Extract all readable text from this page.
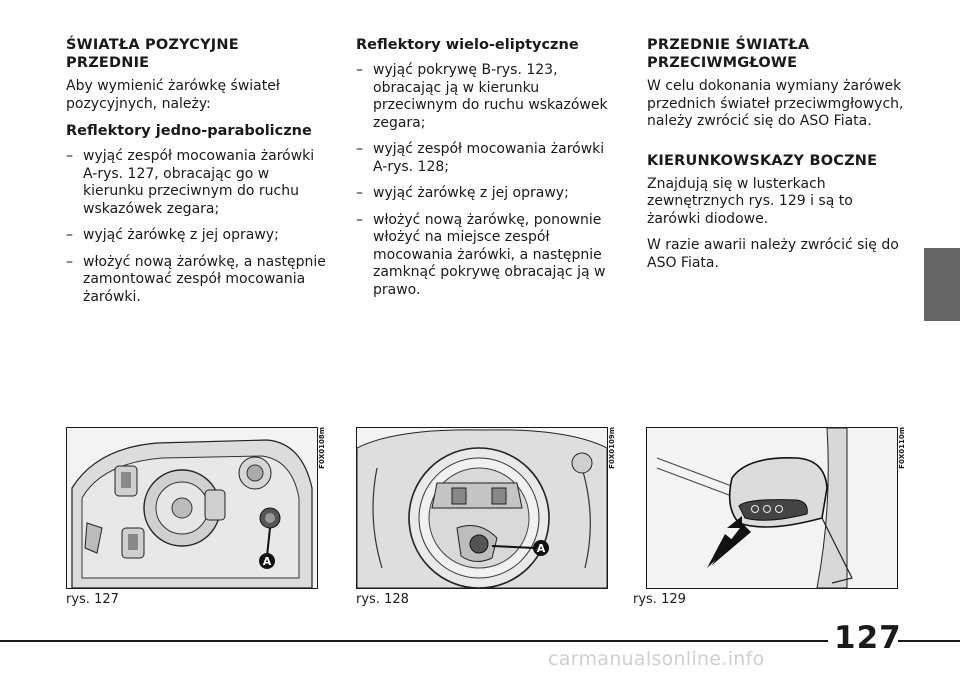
ŚWIATŁA POZYCYJNE
PRZEDNIE

Aby wymienić żarówkę świateł pozycyjnych, należy:

Reflektory jedno-paraboliczne
– wyjąć zespół mocowania żarówki A-rys. 127, obracając go w kierunku przeciwnym do ruchu wskazówek zegara;
– wyjąć żarówkę z jej oprawy;
– włożyć nową żarówkę, a następnie zamontować zespół mocowania żarówki.
Reflektory wielo-eliptyczne
– wyjąć pokrywę B-rys. 123, obracając ją w kierunku przeciwnym do ruchu wskazówek zegara;
– wyjąć zespół mocowania żarówki A-rys. 128;
– wyjąć żarówkę z jej oprawy;
– włożyć nową żarówkę, ponownie włożyć na miejsce zespół mocowania żarówki, a następnie zamknąć pokrywę obracając ją w prawo.
PRZEDNIE ŚWIATŁA
PRZECIWMGŁOWE

W celu dokonania wymiany żarówek przednich świateł przeciwmgłowych, należy zwrócić się do ASO Fiata.

KIERUNKOWSKAZY BOCZNE

Znajdują się w lusterkach zewnętrznych rys. 129 i są to żarówki diodowe.

W razie awarii należy zwrócić się do ASO Fiata.

A
F0X0108m
rys. 127
A
F0X0109m
rys. 128
F0X0110m
rys. 129
127
carmanualsonline.info
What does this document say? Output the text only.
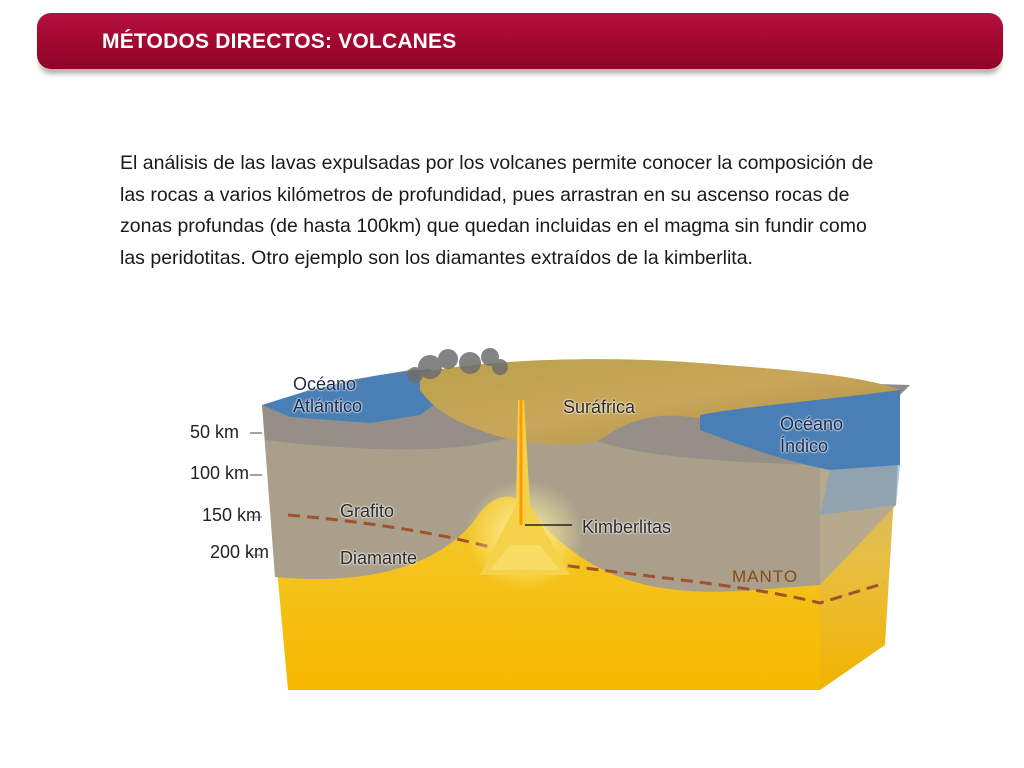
MÉTODOS DIRECTOS: VOLCANES
El análisis de las lavas expulsadas por los volcanes permite conocer la composición de las rocas a varios kilómetros de profundidad, pues arrastran en su ascenso rocas de zonas profundas (de hasta 100km) que quedan incluidas en el magma sin fundir como las peridotitas. Otro ejemplo son los diamantes extraídos de la kimberlita.
Océano
Atlántico	Suráfrica
Océano
Índico
50 km
100 km
150 km
200 km
Grafito
Diamante
Kimberlitas
MANTO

———

_THE EXERCISE:_
Could you repeat, exactly and with nothing else, the lines from the one containing "What does this" through the last line of the records above, leaving out the pictures?

_REPLY TO THE EXERCISE:_
What does this document say? Output the text only.
MÉTODOS DIRECTOS: VOLCANES
El análisis de las lavas expulsadas por los volcanes permite conocer la composición de las rocas a varios kilómetros de profundidad, pues arrastran en su ascenso rocas de zonas profundas (de hasta 100km) que quedan incluidas en el magma sin fundir como las peridotitas. Otro ejemplo son los diamantes extraídos de la kimberlita.
Océano
Atlántico	Suráfrica
Océano
Índico
50 km
100 km
150 km
200 km
Grafito
Diamante
Kimberlitas
MANTO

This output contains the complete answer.